→ **RECORD SET**:
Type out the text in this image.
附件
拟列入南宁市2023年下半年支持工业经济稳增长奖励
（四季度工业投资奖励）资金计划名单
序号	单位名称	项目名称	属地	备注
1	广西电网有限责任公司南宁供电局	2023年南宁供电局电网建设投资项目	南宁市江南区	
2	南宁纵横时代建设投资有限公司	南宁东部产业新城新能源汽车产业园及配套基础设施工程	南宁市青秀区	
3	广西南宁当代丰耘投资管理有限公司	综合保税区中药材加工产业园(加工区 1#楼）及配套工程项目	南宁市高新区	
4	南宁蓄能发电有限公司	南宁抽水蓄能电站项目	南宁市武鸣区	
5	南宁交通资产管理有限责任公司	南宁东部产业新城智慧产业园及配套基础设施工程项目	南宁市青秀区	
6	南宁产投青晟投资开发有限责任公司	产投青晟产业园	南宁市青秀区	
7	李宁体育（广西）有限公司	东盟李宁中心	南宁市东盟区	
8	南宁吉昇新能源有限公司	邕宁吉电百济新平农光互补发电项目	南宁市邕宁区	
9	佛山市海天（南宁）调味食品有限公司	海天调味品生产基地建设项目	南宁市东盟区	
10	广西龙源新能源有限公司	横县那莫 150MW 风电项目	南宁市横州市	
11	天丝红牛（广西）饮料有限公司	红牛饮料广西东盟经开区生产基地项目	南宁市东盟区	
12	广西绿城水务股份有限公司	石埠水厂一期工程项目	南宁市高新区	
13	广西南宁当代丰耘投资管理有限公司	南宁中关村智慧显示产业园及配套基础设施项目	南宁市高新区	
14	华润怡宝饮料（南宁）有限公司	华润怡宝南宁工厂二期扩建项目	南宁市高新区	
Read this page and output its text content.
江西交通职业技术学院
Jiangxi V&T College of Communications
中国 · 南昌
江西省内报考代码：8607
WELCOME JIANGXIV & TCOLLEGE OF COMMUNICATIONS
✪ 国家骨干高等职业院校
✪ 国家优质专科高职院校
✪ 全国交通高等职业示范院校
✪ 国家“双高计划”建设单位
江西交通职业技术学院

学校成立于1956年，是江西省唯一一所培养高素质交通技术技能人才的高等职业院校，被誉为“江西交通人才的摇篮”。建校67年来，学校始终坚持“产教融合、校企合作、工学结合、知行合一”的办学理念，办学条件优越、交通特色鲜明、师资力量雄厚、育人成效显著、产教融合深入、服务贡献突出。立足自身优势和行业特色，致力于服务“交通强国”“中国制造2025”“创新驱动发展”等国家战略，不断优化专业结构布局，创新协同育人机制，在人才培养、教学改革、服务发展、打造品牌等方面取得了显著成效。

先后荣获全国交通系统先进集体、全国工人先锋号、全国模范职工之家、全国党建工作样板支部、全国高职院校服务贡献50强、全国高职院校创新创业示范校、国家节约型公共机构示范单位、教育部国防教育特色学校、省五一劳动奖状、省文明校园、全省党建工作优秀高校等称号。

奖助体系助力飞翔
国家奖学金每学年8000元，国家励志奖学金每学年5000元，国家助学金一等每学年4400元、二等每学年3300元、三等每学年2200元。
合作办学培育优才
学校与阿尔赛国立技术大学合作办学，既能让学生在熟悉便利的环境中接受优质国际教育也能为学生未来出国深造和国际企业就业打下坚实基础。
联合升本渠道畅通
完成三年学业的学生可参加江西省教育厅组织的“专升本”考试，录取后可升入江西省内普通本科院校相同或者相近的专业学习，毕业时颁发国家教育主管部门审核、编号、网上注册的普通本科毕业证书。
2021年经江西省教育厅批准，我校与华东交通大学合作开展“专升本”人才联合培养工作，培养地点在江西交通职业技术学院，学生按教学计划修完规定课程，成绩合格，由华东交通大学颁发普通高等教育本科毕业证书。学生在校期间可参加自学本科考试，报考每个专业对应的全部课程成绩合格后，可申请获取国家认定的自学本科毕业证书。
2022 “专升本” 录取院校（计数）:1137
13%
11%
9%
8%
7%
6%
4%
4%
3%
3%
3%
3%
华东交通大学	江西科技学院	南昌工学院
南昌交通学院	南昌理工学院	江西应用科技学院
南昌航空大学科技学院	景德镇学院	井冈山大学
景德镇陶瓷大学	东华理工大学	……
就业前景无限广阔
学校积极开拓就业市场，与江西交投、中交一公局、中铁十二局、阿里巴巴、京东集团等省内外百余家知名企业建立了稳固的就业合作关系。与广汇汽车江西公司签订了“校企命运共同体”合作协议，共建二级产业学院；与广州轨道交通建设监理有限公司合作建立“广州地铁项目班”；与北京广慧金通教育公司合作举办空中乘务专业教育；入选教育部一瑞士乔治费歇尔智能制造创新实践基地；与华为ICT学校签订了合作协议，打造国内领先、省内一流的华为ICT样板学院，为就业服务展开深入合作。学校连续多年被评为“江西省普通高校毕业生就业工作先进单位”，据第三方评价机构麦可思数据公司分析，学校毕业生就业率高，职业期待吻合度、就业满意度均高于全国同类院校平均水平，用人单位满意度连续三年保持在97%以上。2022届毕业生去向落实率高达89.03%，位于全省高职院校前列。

→ **EXERCISE GOAL**:
Search the data above for the string "this" and copy each line that has it.

→ **CORRECT RESULT**:
Type out the text in this image.
Read this page and output its text content.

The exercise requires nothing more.